== SUPPLIED DATA ==

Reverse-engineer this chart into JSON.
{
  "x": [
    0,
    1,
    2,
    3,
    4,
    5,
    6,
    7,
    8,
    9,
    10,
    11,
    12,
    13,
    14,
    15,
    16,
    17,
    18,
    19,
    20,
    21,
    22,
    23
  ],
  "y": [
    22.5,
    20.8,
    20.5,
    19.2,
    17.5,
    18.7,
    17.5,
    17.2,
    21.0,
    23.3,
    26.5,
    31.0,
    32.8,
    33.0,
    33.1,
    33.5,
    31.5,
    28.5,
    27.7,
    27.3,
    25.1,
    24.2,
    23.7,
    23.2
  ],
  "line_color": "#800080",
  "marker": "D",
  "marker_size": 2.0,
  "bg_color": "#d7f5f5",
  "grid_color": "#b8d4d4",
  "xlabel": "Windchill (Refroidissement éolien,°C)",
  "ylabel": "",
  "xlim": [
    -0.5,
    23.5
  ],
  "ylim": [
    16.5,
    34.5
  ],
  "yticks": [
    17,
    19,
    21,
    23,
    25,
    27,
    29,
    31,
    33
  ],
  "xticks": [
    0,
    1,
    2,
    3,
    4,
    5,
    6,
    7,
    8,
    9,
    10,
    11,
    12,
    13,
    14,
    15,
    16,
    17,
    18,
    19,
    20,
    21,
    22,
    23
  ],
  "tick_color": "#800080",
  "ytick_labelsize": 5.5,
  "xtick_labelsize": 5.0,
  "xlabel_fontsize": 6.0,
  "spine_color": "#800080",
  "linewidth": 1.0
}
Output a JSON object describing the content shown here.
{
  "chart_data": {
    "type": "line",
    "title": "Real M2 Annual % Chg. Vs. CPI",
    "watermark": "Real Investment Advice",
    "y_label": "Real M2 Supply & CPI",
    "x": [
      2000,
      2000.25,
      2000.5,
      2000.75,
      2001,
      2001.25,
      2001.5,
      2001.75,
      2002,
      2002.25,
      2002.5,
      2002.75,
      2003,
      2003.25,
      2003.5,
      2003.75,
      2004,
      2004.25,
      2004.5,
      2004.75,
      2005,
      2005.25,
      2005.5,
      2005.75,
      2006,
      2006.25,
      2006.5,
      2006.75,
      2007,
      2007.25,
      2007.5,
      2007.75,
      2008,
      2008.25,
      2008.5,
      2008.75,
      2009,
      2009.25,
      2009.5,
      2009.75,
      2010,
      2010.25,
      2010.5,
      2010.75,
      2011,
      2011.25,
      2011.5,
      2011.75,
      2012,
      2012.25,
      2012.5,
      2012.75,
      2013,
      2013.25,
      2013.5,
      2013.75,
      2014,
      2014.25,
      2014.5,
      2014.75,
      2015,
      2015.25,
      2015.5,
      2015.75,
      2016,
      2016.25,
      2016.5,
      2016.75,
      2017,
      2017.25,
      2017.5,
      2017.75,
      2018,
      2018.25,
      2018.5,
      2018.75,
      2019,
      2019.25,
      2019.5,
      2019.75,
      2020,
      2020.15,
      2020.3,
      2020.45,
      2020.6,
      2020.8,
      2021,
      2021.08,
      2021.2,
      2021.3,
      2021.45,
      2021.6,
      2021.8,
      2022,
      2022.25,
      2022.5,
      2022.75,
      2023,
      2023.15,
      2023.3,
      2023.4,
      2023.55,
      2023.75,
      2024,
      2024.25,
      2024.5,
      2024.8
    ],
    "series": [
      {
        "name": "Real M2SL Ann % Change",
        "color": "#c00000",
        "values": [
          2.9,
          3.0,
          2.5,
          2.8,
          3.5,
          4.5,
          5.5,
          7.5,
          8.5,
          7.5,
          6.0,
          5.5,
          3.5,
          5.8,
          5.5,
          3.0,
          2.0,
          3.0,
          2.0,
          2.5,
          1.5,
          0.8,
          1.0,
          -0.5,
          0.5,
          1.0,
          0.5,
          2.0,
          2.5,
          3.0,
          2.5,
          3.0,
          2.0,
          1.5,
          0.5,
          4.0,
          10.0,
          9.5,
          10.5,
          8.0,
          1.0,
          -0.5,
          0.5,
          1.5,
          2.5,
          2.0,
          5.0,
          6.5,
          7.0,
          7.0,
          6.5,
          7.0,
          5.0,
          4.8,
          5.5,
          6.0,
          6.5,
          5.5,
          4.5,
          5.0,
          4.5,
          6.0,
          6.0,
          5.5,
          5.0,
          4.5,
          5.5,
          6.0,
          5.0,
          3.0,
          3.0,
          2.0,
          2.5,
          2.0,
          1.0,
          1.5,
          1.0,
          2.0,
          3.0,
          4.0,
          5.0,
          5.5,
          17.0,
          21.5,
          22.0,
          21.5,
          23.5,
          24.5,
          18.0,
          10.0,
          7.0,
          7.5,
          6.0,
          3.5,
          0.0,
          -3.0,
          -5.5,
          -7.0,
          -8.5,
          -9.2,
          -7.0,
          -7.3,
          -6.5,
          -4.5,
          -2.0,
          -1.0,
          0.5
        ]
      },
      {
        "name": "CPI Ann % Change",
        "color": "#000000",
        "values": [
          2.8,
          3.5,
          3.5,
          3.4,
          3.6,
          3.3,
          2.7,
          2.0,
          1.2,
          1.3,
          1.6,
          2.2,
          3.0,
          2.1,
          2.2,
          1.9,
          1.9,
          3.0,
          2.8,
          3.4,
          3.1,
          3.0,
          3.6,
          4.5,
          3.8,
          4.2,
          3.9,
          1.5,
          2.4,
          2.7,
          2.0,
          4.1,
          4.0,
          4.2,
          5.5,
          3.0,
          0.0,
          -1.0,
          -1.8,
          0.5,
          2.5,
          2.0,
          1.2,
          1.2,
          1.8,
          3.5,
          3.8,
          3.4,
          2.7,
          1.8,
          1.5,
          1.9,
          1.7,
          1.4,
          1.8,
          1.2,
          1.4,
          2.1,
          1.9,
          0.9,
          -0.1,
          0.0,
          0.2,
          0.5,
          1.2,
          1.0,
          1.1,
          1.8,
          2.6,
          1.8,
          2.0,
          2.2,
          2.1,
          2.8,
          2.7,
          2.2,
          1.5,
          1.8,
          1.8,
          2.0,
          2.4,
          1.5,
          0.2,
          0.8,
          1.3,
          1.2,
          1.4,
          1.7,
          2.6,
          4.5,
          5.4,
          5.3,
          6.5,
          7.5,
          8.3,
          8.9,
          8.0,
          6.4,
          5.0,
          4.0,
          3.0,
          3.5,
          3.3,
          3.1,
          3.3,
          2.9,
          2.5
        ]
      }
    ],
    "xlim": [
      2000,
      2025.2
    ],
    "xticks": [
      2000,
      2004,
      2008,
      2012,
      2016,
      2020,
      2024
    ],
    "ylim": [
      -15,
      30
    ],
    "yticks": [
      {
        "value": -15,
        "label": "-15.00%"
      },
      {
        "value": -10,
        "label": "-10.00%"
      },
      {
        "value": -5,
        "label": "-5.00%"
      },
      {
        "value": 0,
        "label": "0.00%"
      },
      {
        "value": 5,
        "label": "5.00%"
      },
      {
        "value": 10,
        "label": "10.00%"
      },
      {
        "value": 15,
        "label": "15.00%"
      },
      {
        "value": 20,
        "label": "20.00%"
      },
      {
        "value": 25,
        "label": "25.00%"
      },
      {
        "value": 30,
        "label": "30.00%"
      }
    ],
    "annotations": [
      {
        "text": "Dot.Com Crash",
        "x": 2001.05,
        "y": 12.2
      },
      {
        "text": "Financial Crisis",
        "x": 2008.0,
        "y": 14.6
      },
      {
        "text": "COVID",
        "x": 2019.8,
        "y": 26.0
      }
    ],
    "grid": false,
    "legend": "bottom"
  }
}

===

= TASK TO COMPLETE =
Scan the material line by line and report each one that contains "text".

= THE OUTPUT =
        "text": "Dot.Com Crash",
        "text": "Financial Crisis",
        "text": "COVID",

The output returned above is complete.